Text under study.
········

Monday, January 4, 2016

Upcoming Treasures

How are we all doing? Recovered from the holiday madness? I, for one, had forgotten what a real Monday felt like, but my memory has been cruelly jogged...

Many, many things are happening here in the near future, and I'm looking forward to almost all of it! I'm not sure I'm sold on the impending lack of sleep, but I'm told that comes hand-in-hand with the baby snuggles I will definitely appreciate. Besides the looming due date, my excitement continues to build for the new Last Shadow Puppets album (they've released two goofy, uninformative trailers here and here), and there are also two books I'm really looking forward to reading as soon as they drop:

This one is coming soon, expected out January 19! Tim Powers is a very weird, very inventive author. If you're not familiar with his work, I'd highly recommend either Three Days to Never or Hide Me Among the Graves. (I've heard Declare is also amazing, but I haven't had a chance to read that one yet.) With any of his books, you accept from page 1 that this isn't real life, and then you settle in and enjoy the ride. There are ghosts, monsters, and magic in abundance. His 1992 novel, Last Call, reminded me of a hyper-violent, Vegas-centric version of Neil Gaiman's American Gods, if that provides any useful frame of reference for you. I've loved reading about the supernatural since I was a very young oddball, and Tim Powers' work feels like the grown-up version of all the ghost stories I used to gobble up like candy each time my parents took me to the library. Needless to say, I'm going to put my name on the library's wait list for this one as soon as I finish this blog post.

Also a master of the fantasy novel, Justin Cronin's third book of The Passage trilogy is due out this May. If you don't mind a little (okay, a full ton) of gore, this trilogy is epic. The books are huge, and the characters are widely varied and compelling. The villains are....sort of vampires, definitely genetic experiments gone horribly wrong. Take it as a cautionary tale of why the government should probably not try and manipulate human DNA to create perfect, nearly indestructible weapons. The risks outweigh the rewards.

········

Listed records.
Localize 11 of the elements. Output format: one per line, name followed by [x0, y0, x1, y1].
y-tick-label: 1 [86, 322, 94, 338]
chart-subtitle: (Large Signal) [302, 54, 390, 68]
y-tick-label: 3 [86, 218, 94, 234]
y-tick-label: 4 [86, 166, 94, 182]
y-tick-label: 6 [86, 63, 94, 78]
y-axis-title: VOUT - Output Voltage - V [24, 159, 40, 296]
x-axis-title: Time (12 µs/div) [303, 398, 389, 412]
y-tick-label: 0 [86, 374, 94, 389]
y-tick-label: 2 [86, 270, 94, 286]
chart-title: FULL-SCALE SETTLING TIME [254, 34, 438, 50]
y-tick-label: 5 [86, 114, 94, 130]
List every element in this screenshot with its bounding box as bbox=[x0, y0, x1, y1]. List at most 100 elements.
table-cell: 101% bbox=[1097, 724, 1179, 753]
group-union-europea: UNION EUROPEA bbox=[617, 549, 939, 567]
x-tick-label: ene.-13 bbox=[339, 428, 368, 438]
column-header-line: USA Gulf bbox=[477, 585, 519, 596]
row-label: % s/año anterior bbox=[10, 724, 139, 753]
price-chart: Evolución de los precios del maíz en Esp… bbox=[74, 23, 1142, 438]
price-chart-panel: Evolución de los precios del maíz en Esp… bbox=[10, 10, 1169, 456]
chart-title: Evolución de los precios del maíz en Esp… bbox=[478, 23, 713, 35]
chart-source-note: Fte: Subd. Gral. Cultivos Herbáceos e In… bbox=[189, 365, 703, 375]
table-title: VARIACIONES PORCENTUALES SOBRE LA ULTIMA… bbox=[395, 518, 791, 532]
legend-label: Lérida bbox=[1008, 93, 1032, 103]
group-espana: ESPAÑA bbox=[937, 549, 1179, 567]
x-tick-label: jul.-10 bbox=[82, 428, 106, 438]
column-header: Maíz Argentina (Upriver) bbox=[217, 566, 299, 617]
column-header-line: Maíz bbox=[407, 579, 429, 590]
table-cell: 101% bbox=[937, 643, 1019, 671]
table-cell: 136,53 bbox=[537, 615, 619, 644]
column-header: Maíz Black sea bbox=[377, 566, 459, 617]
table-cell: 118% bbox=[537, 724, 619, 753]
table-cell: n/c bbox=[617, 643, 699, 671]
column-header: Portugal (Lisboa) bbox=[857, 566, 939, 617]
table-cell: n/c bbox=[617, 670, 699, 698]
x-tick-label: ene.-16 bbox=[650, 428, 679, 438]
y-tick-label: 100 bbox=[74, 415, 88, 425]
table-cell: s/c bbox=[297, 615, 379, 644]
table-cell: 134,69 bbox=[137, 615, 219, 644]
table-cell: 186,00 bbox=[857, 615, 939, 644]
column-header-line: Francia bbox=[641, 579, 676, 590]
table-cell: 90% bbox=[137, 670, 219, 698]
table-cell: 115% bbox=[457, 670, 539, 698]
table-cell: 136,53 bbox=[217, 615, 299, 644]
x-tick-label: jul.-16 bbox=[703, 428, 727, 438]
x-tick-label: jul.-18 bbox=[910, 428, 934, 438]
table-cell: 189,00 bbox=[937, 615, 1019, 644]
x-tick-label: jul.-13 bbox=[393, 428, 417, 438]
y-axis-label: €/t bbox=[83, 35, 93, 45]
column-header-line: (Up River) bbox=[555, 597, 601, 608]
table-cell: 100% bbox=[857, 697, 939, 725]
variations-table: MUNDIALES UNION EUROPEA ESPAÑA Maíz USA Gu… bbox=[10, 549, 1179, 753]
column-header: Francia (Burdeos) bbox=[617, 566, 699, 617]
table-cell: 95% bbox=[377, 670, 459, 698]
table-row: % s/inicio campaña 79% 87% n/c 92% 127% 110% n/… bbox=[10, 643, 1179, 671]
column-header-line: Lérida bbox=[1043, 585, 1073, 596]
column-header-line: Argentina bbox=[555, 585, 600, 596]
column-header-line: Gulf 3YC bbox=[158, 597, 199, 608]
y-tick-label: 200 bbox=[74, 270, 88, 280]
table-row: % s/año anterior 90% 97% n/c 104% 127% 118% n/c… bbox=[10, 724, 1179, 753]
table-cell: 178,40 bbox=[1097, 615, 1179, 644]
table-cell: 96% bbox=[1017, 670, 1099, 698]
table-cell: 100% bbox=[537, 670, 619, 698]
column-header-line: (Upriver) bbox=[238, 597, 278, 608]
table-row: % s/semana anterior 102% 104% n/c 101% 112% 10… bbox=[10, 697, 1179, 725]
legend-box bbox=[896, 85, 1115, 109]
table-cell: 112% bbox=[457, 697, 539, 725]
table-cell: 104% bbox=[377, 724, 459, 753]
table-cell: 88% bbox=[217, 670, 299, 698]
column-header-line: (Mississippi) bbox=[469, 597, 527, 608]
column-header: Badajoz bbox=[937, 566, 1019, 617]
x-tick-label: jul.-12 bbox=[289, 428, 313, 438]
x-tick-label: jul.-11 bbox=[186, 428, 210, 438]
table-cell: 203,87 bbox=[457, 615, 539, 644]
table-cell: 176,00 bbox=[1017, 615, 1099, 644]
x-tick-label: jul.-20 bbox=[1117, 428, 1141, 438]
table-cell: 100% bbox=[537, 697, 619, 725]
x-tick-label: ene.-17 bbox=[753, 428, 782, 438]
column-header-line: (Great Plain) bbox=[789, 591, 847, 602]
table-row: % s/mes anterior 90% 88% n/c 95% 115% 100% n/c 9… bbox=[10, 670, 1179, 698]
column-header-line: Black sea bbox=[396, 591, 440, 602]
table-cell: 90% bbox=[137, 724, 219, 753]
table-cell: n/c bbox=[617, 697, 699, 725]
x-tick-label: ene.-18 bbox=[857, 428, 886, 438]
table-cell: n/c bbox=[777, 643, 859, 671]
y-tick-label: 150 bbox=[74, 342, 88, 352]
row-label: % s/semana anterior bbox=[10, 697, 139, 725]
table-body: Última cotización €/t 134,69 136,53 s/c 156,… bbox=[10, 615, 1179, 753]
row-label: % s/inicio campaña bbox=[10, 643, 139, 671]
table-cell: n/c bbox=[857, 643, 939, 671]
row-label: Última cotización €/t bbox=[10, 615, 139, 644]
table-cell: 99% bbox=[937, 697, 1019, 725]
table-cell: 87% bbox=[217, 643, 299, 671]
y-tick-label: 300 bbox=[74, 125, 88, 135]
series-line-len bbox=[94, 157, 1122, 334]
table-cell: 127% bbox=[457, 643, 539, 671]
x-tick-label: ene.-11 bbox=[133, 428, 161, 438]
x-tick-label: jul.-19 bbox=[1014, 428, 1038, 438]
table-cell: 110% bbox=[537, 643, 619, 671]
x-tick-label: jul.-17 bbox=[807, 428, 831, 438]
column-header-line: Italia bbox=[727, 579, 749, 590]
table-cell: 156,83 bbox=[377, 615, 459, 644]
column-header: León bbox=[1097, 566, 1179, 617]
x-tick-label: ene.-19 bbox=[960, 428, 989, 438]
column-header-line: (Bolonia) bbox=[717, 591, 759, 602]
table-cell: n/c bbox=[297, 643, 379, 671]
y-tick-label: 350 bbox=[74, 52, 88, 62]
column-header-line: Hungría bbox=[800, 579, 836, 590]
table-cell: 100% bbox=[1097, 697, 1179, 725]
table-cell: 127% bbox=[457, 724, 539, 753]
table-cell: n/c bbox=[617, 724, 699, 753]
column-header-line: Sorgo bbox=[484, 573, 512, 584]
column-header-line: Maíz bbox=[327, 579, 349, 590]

········

Activity list.
1. Write out the stretch of the blog post from "Monday, January 4, 2016" through "been cruelly jogged...", copying it word for word.
2. List every novel by Tim Powers that the blog post mentions by title.
3. Answer these questions from the blog post:
(a) On what date is the upcoming Tim Powers book expected out?
(b) When is the third book of The Passage trilogy due out?
(c) Whose new album is the writer excited about?

Answers per task.
1.
Monday, January 4, 2016

Upcoming Treasures

How are we all doing? Recovered from the holiday madness? I, for one, had forgotten what a real Monday felt like, but my memory has been cruelly jogged...

2.
Three Days to Never
Hide Me Among the Graves
Declare
Last Call

3.
(a) January 19
(b) This May
(c) The Last Shadow Puppets